===== Task data =====

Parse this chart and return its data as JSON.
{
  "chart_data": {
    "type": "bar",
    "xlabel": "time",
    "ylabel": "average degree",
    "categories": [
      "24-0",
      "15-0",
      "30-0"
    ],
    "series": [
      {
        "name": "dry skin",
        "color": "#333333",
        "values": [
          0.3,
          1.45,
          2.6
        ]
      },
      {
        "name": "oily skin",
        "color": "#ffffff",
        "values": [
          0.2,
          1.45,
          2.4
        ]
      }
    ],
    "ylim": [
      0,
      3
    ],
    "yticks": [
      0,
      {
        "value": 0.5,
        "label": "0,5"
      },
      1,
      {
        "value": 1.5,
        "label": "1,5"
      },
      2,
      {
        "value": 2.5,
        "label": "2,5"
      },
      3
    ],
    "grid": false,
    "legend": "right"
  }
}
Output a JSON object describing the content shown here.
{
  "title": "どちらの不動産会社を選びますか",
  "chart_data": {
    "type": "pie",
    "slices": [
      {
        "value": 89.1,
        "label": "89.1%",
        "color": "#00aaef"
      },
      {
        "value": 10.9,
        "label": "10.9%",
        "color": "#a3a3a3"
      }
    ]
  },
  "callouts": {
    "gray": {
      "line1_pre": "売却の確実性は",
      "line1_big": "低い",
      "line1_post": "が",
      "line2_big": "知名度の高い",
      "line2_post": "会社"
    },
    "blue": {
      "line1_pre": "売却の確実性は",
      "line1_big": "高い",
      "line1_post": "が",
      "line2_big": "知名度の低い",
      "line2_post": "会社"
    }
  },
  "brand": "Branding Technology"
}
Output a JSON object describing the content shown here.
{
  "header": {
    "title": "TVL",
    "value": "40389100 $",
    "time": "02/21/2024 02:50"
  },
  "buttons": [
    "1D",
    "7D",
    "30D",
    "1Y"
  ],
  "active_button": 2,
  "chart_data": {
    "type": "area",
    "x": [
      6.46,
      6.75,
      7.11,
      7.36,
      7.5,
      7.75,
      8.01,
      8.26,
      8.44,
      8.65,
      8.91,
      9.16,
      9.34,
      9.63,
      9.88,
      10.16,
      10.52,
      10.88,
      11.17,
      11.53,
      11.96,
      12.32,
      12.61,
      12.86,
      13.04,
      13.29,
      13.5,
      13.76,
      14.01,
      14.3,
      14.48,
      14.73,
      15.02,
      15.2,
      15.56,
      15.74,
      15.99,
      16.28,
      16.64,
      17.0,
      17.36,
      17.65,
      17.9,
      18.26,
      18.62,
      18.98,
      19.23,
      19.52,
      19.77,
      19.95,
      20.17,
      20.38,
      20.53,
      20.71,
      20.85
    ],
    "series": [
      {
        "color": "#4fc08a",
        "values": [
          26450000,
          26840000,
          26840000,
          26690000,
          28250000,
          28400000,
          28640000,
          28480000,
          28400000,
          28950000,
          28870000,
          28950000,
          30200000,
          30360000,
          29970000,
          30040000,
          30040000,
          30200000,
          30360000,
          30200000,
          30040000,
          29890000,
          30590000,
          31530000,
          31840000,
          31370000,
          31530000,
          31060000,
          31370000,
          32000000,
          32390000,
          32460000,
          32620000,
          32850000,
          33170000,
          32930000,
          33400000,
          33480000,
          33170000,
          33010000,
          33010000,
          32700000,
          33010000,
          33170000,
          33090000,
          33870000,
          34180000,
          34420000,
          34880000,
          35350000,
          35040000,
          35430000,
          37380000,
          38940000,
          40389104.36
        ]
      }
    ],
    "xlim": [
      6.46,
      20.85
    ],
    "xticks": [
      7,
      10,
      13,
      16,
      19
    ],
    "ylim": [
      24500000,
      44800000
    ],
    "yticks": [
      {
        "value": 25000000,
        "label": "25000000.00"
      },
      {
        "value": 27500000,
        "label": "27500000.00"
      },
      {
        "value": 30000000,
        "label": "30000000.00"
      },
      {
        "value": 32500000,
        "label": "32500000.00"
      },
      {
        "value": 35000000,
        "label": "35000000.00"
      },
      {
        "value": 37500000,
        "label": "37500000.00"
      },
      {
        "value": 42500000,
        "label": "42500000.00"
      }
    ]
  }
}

=====

Description of the task: Repeat all of the records above exactly as written.

Full solution:
Parse this chart and return its data as JSON.
{
  "chart_data": {
    "type": "bar",
    "xlabel": "time",
    "ylabel": "average degree",
    "categories": [
      "24-0",
      "15-0",
      "30-0"
    ],
    "series": [
      {
        "name": "dry skin",
        "color": "#333333",
        "values": [
          0.3,
          1.45,
          2.6
        ]
      },
      {
        "name": "oily skin",
        "color": "#ffffff",
        "values": [
          0.2,
          1.45,
          2.4
        ]
      }
    ],
    "ylim": [
      0,
      3
    ],
    "yticks": [
      0,
      {
        "value": 0.5,
        "label": "0,5"
      },
      1,
      {
        "value": 1.5,
        "label": "1,5"
      },
      2,
      {
        "value": 2.5,
        "label": "2,5"
      },
      3
    ],
    "grid": false,
    "legend": "right"
  }
}
Output a JSON object describing the content shown here.
{
  "title": "どちらの不動産会社を選びますか",
  "chart_data": {
    "type": "pie",
    "slices": [
      {
        "value": 89.1,
        "label": "89.1%",
        "color": "#00aaef"
      },
      {
        "value": 10.9,
        "label": "10.9%",
        "color": "#a3a3a3"
      }
    ]
  },
  "callouts": {
    "gray": {
      "line1_pre": "売却の確実性は",
      "line1_big": "低い",
      "line1_post": "が",
      "line2_big": "知名度の高い",
      "line2_post": "会社"
    },
    "blue": {
      "line1_pre": "売却の確実性は",
      "line1_big": "高い",
      "line1_post": "が",
      "line2_big": "知名度の低い",
      "line2_post": "会社"
    }
  },
  "brand": "Branding Technology"
}
Output a JSON object describing the content shown here.
{
  "header": {
    "title": "TVL",
    "value": "40389100 $",
    "time": "02/21/2024 02:50"
  },
  "buttons": [
    "1D",
    "7D",
    "30D",
    "1Y"
  ],
  "active_button": 2,
  "chart_data": {
    "type": "area",
    "x": [
      6.46,
      6.75,
      7.11,
      7.36,
      7.5,
      7.75,
      8.01,
      8.26,
      8.44,
      8.65,
      8.91,
      9.16,
      9.34,
      9.63,
      9.88,
      10.16,
      10.52,
      10.88,
      11.17,
      11.53,
      11.96,
      12.32,
      12.61,
      12.86,
      13.04,
      13.29,
      13.5,
      13.76,
      14.01,
      14.3,
      14.48,
      14.73,
      15.02,
      15.2,
      15.56,
      15.74,
      15.99,
      16.28,
      16.64,
      17.0,
      17.36,
      17.65,
      17.9,
      18.26,
      18.62,
      18.98,
      19.23,
      19.52,
      19.77,
      19.95,
      20.17,
      20.38,
      20.53,
      20.71,
      20.85
    ],
    "series": [
      {
        "color": "#4fc08a",
        "values": [
          26450000,
          26840000,
          26840000,
          26690000,
          28250000,
          28400000,
          28640000,
          28480000,
          28400000,
          28950000,
          28870000,
          28950000,
          30200000,
          30360000,
          29970000,
          30040000,
          30040000,
          30200000,
          30360000,
          30200000,
          30040000,
          29890000,
          30590000,
          31530000,
          31840000,
          31370000,
          31530000,
          31060000,
          31370000,
          32000000,
          32390000,
          32460000,
          32620000,
          32850000,
          33170000,
          32930000,
          33400000,
          33480000,
          33170000,
          33010000,
          33010000,
          32700000,
          33010000,
          33170000,
          33090000,
          33870000,
          34180000,
          34420000,
          34880000,
          35350000,
          35040000,
          35430000,
          37380000,
          38940000,
          40389104.36
        ]
      }
    ],
    "xlim": [
      6.46,
      20.85
    ],
    "xticks": [
      7,
      10,
      13,
      16,
      19
    ],
    "ylim": [
      24500000,
      44800000
    ],
    "yticks": [
      {
        "value": 25000000,
        "label": "25000000.00"
      },
      {
        "value": 27500000,
        "label": "27500000.00"
      },
      {
        "value": 30000000,
        "label": "30000000.00"
      },
      {
        "value": 32500000,
        "label": "32500000.00"
      },
      {
        "value": 35000000,
        "label": "35000000.00"
      },
      {
        "value": 37500000,
        "label": "37500000.00"
      },
      {
        "value": 42500000,
        "label": "42500000.00"
      }
    ]
  }
}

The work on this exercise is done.